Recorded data

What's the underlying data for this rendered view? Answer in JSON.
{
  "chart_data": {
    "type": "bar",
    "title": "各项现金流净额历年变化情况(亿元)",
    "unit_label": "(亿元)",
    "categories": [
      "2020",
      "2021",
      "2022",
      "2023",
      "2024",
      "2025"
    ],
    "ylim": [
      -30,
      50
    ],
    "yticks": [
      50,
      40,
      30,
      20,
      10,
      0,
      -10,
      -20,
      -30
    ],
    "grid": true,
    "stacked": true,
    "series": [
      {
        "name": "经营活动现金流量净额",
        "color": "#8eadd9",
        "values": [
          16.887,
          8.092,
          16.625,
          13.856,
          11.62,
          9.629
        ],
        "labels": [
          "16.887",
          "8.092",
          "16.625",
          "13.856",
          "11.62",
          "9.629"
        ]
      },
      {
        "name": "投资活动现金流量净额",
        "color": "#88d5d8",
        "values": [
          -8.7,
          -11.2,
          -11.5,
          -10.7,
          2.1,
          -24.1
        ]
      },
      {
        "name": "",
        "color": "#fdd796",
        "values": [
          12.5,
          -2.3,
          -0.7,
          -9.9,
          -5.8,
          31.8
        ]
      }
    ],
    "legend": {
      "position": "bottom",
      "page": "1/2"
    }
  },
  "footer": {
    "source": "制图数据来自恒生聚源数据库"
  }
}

**WHAT IS EXPECTED:**
All of the entries above need to be reproduced exactly.

**SOLUTION TO THIS EXERCISE:**
What's the underlying data for this rendered view? Answer in JSON.
{
  "chart_data": {
    "type": "bar",
    "title": "各项现金流净额历年变化情况(亿元)",
    "unit_label": "(亿元)",
    "categories": [
      "2020",
      "2021",
      "2022",
      "2023",
      "2024",
      "2025"
    ],
    "ylim": [
      -30,
      50
    ],
    "yticks": [
      50,
      40,
      30,
      20,
      10,
      0,
      -10,
      -20,
      -30
    ],
    "grid": true,
    "stacked": true,
    "series": [
      {
        "name": "经营活动现金流量净额",
        "color": "#8eadd9",
        "values": [
          16.887,
          8.092,
          16.625,
          13.856,
          11.62,
          9.629
        ],
        "labels": [
          "16.887",
          "8.092",
          "16.625",
          "13.856",
          "11.62",
          "9.629"
        ]
      },
      {
        "name": "投资活动现金流量净额",
        "color": "#88d5d8",
        "values": [
          -8.7,
          -11.2,
          -11.5,
          -10.7,
          2.1,
          -24.1
        ]
      },
      {
        "name": "",
        "color": "#fdd796",
        "values": [
          12.5,
          -2.3,
          -0.7,
          -9.9,
          -5.8,
          31.8
        ]
      }
    ],
    "legend": {
      "position": "bottom",
      "page": "1/2"
    }
  },
  "footer": {
    "source": "制图数据来自恒生聚源数据库"
  }
}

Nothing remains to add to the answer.